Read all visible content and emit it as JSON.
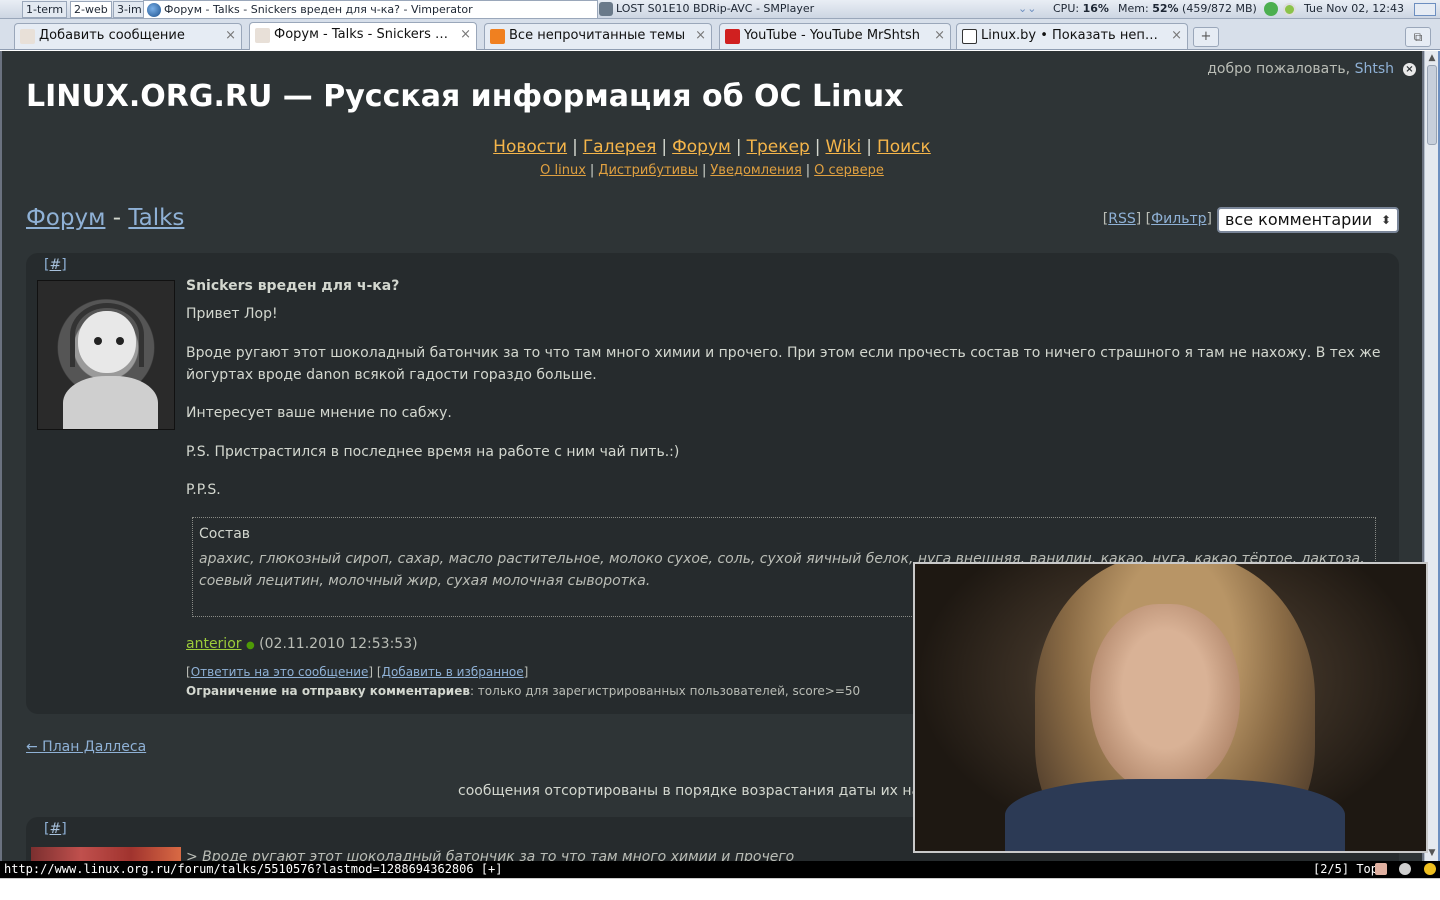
{
  "panel": {
    "workspaces": [
      "1-term",
      "2-web",
      "3-im"
    ],
    "tasks": [
      {
        "title": "Форум - Talks - Snickers вреден для ч-ка? - Vimperator",
        "active": true
      },
      {
        "title": "LOST S01E10 BDRip-AVC - SMPlayer",
        "active": false
      }
    ],
    "cpu_label": "CPU:",
    "cpu_value": "16%",
    "mem_label": "Mem:",
    "mem_value": "52%",
    "mem_detail": "(459/872 MB)",
    "clock": "Tue Nov 02, 12:43"
  },
  "tabs": [
    {
      "title": "Добавить сообщение",
      "favicon_color": "#f0f0f0"
    },
    {
      "title": "Форум - Talks - Snickers в...",
      "favicon_color": "#f0f0f0"
    },
    {
      "title": "Все непрочитанные темы",
      "favicon_color": "#f08020"
    },
    {
      "title": "YouTube - YouTube MrShtsh",
      "favicon_color": "#d02020"
    },
    {
      "title": "Linux.by • Показать непр...",
      "favicon_color": "#ffffff"
    }
  ],
  "newtab_icon": "+",
  "header": {
    "welcome": "добро пожаловать,",
    "username": "Shtsh",
    "logout_icon": "×",
    "site_title": "LINUX.ORG.RU — Русская информация об ОС Linux"
  },
  "nav": {
    "main": [
      "Новости",
      "Галерея",
      "Форум",
      "Трекер",
      "Wiki",
      "Поиск"
    ],
    "sub": [
      "О linux",
      "Дистрибутивы",
      "Уведомления",
      "О сервере"
    ]
  },
  "breadcrumb": {
    "forum": "Форум",
    "sep": "-",
    "section": "Talks"
  },
  "filters": {
    "rss": "RSS",
    "filter": "Фильтр",
    "select_value": "все комментарии"
  },
  "message": {
    "anchor": "#",
    "title": "Snickers вреден для ч-ка?",
    "paragraphs": [
      "Привет Лор!",
      "Вроде ругают этот шоколадный батончик за то что там много химии и прочего. При этом если прочесть состав то ничего страшного я там не нахожу. В тех же йогуртах вроде danon всякой гадости гораздо больше.",
      "Интересует ваше мнение по сабжу.",
      "P.S. Пристрастился в последнее время на работе с ним чай пить.:)",
      "P.P.S."
    ],
    "quote_title": "Состав",
    "quote_body": "арахис, глюкозный сироп, сахар, масло растительное, молоко сухое, соль, сухой яичный белок, нуга внешняя, ванилин, какао, нуга, какао тёртое, лактоза, соевый лецитин, молочный жир, сухая молочная сыворотка.",
    "author": "anterior",
    "online_dot": "●",
    "date": "(02.11.2010 12:53:53)",
    "reply": "Ответить на это сообщение",
    "favorite": "Добавить в избранное",
    "limit_label": "Ограничение на отправку комментариев",
    "limit_value": ": только для зарегистрированных пользователей, score>=50"
  },
  "prev_topic": "← План Даллеса",
  "sort_note": "сообщения отсортированы в порядке возрастания даты их написания",
  "reply_message": {
    "anchor": "#",
    "quote_preview": "> Вроде ругают этот шоколадный батончик за то что там много химии и прочего"
  },
  "statusline": {
    "url": "http://www.linux.org.ru/forum/talks/5510576?lastmod=1288694362806 [+]",
    "position": "[2/5] Top"
  }
}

★ ★ ★ ★ ★ ★ ★

Copy down every line of the entries containing the word "этот".

Exercise answer:
      "Вроде ругают этот шоколадный батончик за то что там много химии и прочего. При этом если прочесть состав то ничего страшного я там не нахожу. В тех же йогуртах вроде danon всякой гадости гораздо больше.",
    "quote_preview": "> Вроде ругают этот шоколадный батончик за то что там много химии и прочего"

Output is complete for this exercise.